§ Dataset items:
________
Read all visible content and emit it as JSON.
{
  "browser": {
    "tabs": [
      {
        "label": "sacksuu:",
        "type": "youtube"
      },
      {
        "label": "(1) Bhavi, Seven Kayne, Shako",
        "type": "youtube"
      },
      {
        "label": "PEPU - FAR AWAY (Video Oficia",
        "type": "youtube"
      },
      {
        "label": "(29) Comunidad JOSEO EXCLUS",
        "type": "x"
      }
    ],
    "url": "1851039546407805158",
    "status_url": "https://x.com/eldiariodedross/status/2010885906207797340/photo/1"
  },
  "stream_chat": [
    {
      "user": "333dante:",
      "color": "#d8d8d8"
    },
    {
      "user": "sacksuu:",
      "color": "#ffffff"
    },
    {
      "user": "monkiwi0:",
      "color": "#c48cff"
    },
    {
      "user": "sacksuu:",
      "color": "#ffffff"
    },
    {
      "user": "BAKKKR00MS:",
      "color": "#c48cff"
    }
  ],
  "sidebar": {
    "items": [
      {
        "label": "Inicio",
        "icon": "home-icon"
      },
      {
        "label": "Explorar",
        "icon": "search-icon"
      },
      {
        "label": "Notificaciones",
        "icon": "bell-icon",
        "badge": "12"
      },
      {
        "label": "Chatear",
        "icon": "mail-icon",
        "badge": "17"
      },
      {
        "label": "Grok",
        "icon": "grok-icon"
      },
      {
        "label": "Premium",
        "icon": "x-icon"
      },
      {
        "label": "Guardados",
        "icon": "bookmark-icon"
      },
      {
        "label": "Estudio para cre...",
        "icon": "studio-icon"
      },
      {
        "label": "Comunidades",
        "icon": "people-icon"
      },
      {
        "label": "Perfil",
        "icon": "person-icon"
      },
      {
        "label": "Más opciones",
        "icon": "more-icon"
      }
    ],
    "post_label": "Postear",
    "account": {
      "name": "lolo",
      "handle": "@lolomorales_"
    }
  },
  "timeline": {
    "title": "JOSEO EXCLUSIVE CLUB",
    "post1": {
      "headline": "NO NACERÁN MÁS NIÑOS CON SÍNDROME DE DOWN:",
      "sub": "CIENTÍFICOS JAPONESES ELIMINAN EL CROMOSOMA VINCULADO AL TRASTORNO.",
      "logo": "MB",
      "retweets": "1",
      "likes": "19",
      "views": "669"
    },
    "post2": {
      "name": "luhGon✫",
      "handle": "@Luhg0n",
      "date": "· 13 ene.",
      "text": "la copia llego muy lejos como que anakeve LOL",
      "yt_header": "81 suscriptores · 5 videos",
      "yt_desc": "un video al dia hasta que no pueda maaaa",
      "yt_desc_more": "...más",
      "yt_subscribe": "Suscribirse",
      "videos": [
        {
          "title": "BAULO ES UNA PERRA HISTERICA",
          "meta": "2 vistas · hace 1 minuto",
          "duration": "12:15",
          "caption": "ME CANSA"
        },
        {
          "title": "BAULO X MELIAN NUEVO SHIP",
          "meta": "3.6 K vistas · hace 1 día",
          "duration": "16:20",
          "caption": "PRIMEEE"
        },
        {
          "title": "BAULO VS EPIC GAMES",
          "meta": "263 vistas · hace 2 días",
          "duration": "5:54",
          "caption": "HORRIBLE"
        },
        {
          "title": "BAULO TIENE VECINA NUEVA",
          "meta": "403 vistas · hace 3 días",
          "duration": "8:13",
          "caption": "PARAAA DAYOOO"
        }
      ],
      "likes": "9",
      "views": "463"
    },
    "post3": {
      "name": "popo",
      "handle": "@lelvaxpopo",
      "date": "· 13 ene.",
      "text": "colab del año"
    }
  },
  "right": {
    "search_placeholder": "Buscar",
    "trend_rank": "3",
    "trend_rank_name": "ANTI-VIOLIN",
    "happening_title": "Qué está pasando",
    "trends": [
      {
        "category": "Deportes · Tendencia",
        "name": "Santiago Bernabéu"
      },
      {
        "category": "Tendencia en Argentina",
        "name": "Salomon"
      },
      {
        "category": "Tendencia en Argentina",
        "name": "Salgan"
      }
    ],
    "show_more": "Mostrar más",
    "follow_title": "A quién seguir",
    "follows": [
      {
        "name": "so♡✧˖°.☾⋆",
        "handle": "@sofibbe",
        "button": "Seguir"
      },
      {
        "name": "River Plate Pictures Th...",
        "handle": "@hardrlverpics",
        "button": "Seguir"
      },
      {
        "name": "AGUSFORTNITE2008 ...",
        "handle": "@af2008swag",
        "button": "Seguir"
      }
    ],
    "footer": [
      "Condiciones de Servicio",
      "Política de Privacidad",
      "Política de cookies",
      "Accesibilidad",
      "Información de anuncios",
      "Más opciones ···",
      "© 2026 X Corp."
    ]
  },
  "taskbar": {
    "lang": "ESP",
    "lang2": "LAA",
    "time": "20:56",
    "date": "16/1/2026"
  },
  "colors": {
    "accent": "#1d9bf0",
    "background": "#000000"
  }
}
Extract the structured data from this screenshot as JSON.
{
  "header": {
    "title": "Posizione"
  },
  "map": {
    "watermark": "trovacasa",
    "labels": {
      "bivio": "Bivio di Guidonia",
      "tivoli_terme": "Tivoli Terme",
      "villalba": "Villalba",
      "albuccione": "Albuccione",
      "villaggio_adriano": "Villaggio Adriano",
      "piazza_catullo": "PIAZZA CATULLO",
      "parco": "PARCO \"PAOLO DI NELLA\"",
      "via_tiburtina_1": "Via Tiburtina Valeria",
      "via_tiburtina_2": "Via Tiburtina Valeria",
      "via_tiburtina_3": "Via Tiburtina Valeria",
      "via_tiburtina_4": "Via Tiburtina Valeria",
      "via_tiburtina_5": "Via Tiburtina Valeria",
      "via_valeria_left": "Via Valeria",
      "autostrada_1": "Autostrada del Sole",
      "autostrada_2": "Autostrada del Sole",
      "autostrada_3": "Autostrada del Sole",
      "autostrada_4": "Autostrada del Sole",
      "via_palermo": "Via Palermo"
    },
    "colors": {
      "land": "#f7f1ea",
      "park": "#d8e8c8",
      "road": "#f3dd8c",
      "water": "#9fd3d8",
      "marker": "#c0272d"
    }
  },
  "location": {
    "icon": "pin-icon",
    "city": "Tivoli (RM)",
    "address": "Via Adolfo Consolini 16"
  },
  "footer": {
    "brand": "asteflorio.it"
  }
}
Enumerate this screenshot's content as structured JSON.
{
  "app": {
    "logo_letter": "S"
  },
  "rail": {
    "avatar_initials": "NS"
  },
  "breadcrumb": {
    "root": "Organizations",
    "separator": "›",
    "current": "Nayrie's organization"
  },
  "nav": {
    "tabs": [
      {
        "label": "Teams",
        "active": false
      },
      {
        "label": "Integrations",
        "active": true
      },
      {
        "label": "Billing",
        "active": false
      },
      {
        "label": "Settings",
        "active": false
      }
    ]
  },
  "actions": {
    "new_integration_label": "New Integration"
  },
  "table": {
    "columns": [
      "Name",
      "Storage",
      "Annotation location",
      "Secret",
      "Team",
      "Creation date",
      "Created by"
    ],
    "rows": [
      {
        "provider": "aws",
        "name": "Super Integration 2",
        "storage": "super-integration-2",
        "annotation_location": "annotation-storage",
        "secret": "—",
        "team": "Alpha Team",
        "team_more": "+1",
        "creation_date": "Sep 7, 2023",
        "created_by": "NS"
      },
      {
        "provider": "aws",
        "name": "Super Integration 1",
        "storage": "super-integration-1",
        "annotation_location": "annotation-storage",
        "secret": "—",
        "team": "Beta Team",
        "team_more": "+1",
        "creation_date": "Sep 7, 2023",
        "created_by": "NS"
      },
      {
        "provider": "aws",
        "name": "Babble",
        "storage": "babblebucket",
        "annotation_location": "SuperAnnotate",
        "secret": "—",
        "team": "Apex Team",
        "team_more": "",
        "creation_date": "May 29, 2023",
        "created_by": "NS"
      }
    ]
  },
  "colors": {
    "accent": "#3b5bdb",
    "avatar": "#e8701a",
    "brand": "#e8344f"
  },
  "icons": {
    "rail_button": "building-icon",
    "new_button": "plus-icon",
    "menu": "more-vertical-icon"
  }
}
________
§ Given task:
In the entries above, locate every line with the word "vistas" and copy it.

§ Expected answer:
          "meta": "2 vistas · hace 1 minuto",
          "meta": "3.6 K vistas · hace 1 día",
          "meta": "263 vistas · hace 2 días",
          "meta": "403 vistas · hace 3 días",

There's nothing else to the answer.